[Stored items from a collection]
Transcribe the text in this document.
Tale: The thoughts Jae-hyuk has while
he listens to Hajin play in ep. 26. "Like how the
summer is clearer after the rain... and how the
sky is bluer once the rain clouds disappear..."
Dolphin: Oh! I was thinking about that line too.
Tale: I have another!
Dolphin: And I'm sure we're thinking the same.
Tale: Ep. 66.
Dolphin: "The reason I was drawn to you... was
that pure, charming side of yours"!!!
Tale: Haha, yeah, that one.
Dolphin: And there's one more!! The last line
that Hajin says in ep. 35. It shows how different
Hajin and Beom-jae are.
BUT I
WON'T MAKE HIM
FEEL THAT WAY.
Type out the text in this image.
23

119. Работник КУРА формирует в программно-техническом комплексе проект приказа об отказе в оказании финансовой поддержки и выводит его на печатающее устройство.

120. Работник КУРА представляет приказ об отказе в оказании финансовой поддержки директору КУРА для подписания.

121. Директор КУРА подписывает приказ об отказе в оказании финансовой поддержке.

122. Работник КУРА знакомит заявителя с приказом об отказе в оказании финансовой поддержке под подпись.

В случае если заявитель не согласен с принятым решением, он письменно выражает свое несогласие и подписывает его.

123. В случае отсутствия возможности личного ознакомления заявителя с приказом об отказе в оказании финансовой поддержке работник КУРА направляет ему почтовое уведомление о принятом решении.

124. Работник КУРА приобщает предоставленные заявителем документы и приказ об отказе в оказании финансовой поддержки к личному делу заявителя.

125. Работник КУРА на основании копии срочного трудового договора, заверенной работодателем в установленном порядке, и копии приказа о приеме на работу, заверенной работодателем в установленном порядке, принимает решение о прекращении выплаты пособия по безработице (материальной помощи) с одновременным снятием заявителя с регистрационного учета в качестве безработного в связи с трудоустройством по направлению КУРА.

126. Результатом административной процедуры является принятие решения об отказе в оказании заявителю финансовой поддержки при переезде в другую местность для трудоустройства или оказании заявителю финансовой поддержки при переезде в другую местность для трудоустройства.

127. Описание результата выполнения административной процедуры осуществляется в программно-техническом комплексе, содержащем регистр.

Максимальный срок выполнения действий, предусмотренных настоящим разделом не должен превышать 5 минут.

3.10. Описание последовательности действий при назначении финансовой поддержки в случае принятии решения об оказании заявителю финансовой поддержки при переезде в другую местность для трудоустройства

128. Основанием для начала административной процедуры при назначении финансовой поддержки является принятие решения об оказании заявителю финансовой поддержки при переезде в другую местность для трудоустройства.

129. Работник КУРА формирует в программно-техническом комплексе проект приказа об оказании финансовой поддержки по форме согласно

Task to complete: Give the entries once more, exactly as they appear.

Reply to the task:
Transcribe the text in this document.
Tale: The thoughts Jae-hyuk has while
he listens to Hajin play in ep. 26. "Like how the
summer is clearer after the rain... and how the
sky is bluer once the rain clouds disappear..."
Dolphin: Oh! I was thinking about that line too.
Tale: I have another!
Dolphin: And I'm sure we're thinking the same.
Tale: Ep. 66.
Dolphin: "The reason I was drawn to you... was
that pure, charming side of yours"!!!
Tale: Haha, yeah, that one.
Dolphin: And there's one more!! The last line
that Hajin says in ep. 35. It shows how different
Hajin and Beom-jae are.
BUT I
WON'T MAKE HIM
FEEL THAT WAY.
Type out the text in this image.
23

119. Работник КУРА формирует в программно-техническом комплексе проект приказа об отказе в оказании финансовой поддержки и выводит его на печатающее устройство.

120. Работник КУРА представляет приказ об отказе в оказании финансовой поддержки директору КУРА для подписания.

121. Директор КУРА подписывает приказ об отказе в оказании финансовой поддержке.

122. Работник КУРА знакомит заявителя с приказом об отказе в оказании финансовой поддержке под подпись.

В случае если заявитель не согласен с принятым решением, он письменно выражает свое несогласие и подписывает его.

123. В случае отсутствия возможности личного ознакомления заявителя с приказом об отказе в оказании финансовой поддержке работник КУРА направляет ему почтовое уведомление о принятом решении.

124. Работник КУРА приобщает предоставленные заявителем документы и приказ об отказе в оказании финансовой поддержки к личному делу заявителя.

125. Работник КУРА на основании копии срочного трудового договора, заверенной работодателем в установленном порядке, и копии приказа о приеме на работу, заверенной работодателем в установленном порядке, принимает решение о прекращении выплаты пособия по безработице (материальной помощи) с одновременным снятием заявителя с регистрационного учета в качестве безработного в связи с трудоустройством по направлению КУРА.

126. Результатом административной процедуры является принятие решения об отказе в оказании заявителю финансовой поддержки при переезде в другую местность для трудоустройства или оказании заявителю финансовой поддержки при переезде в другую местность для трудоустройства.

127. Описание результата выполнения административной процедуры осуществляется в программно-техническом комплексе, содержащем регистр.

Максимальный срок выполнения действий, предусмотренных настоящим разделом не должен превышать 5 минут.

3.10. Описание последовательности действий при назначении финансовой поддержки в случае принятии решения об оказании заявителю финансовой поддержки при переезде в другую местность для трудоустройства

128. Основанием для начала административной процедуры при назначении финансовой поддержки является принятие решения об оказании заявителю финансовой поддержки при переезде в другую местность для трудоустройства.

129. Работник КУРА формирует в программно-техническом комплексе проект приказа об оказании финансовой поддержки по форме согласно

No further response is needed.